— Begin —

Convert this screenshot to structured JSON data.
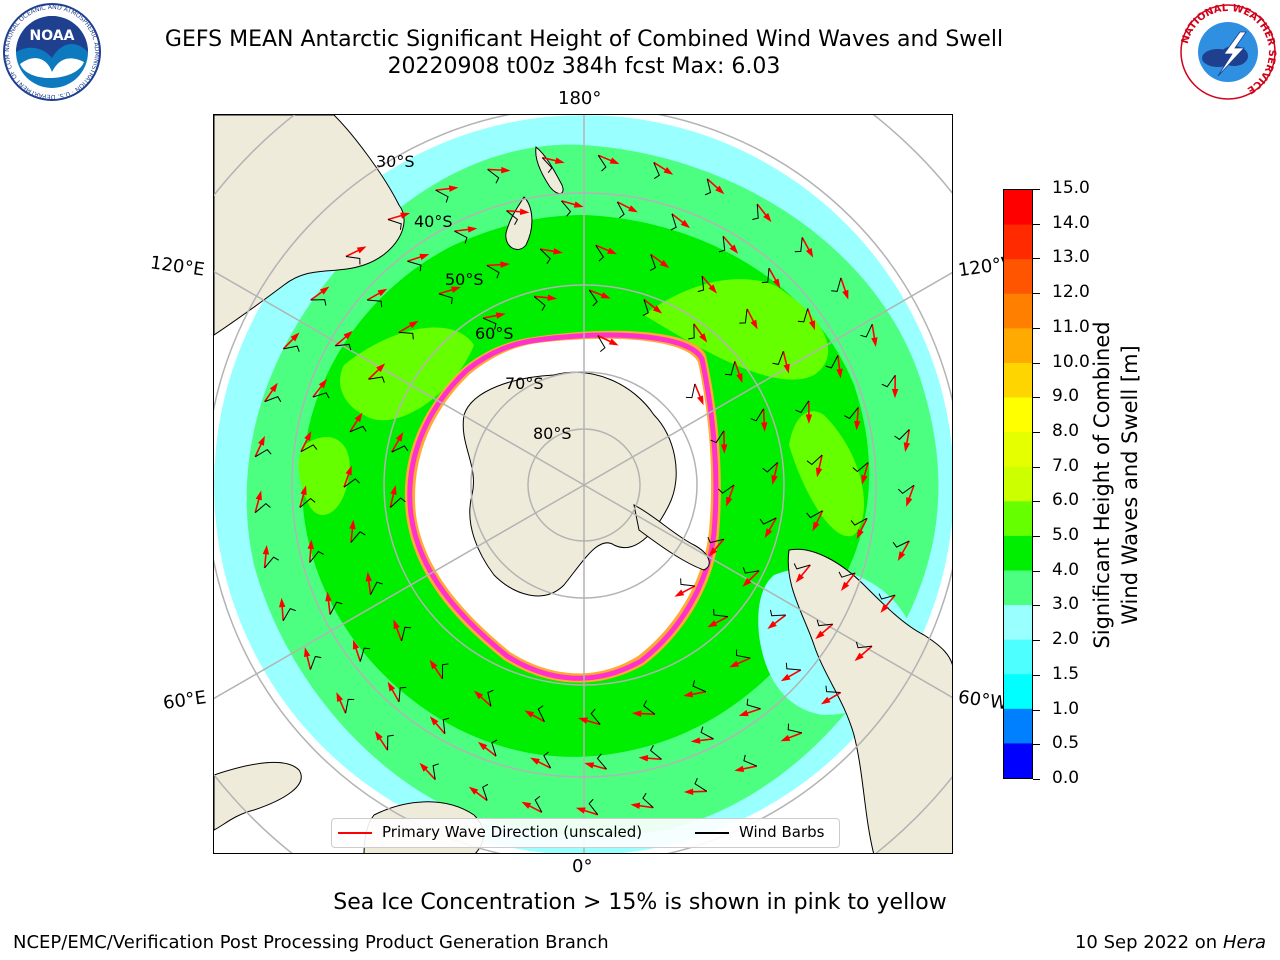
{
  "header": {
    "title_line1": "GEFS MEAN Antarctic Significant Height of Combined Wind Waves and Swell",
    "title_line2": "20220908 t00z 384h fcst   Max: 6.03",
    "left_logo_text": "NOAA",
    "left_logo_ring_text": "NATIONAL OCEANIC AND ATMOSPHERIC ADMINISTRATION · U.S. DEPARTMENT OF COMMERCE",
    "right_logo_ring_text": "NATIONAL WEATHER SERVICE"
  },
  "map": {
    "projection": "south polar stereographic",
    "longitude_labels": {
      "top": "180°",
      "bottom": "0°",
      "upper_left": "120°E",
      "upper_right": "120°W",
      "lower_left": "60°E",
      "lower_right": "60°W"
    },
    "latitude_labels": [
      "30°S",
      "40°S",
      "50°S",
      "60°S",
      "70°S",
      "80°S"
    ],
    "colors": {
      "land": "#efebdb",
      "ocean_low": "#99ffff",
      "ocean_mid": "#4dff80",
      "ocean_high": "#00ee00",
      "ocean_peak": "#66ff00",
      "ice_edge": "#ff33cc",
      "ice_fringe": "#ffaa33",
      "grid": "#b3b3b3",
      "wave_arrow": "#ff0000",
      "wind_barb": "#000000"
    }
  },
  "colorbar": {
    "label_line1": "Significant Height of Combined",
    "label_line2": "Wind Waves and Swell [m]",
    "ticks": [
      "15.0",
      "14.0",
      "13.0",
      "12.0",
      "11.0",
      "10.0",
      "9.0",
      "8.0",
      "7.0",
      "6.0",
      "5.0",
      "4.0",
      "3.0",
      "2.0",
      "1.5",
      "1.0",
      "0.5",
      "0.0"
    ],
    "colors": [
      "#ff0000",
      "#ff2a00",
      "#ff5500",
      "#ff8000",
      "#ffaa00",
      "#ffd500",
      "#ffff00",
      "#e6ff00",
      "#ccff00",
      "#66ff00",
      "#00ee00",
      "#4dff80",
      "#99ffff",
      "#4dffff",
      "#00ffff",
      "#0080ff",
      "#0000ff"
    ]
  },
  "legend": {
    "items": [
      {
        "label": "Primary Wave Direction (unscaled)",
        "color": "#ff0000"
      },
      {
        "label": "Wind Barbs",
        "color": "#000000"
      }
    ]
  },
  "note": "Sea Ice Concentration > 15% is shown in pink to yellow",
  "footer": {
    "left": "NCEP/EMC/Verification Post Processing Product Generation Branch",
    "right_date": "10 Sep 2022 on",
    "right_machine": "Hera"
  }
}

— End —

Exercise directions:
For each line of the listing that holds the word "Significant", show that line.

Reply to the task:
    "title_line1": "GEFS MEAN Antarctic Significant Height of Combined Wind Waves and Swell",
    "label_line1": "Significant Height of Combined",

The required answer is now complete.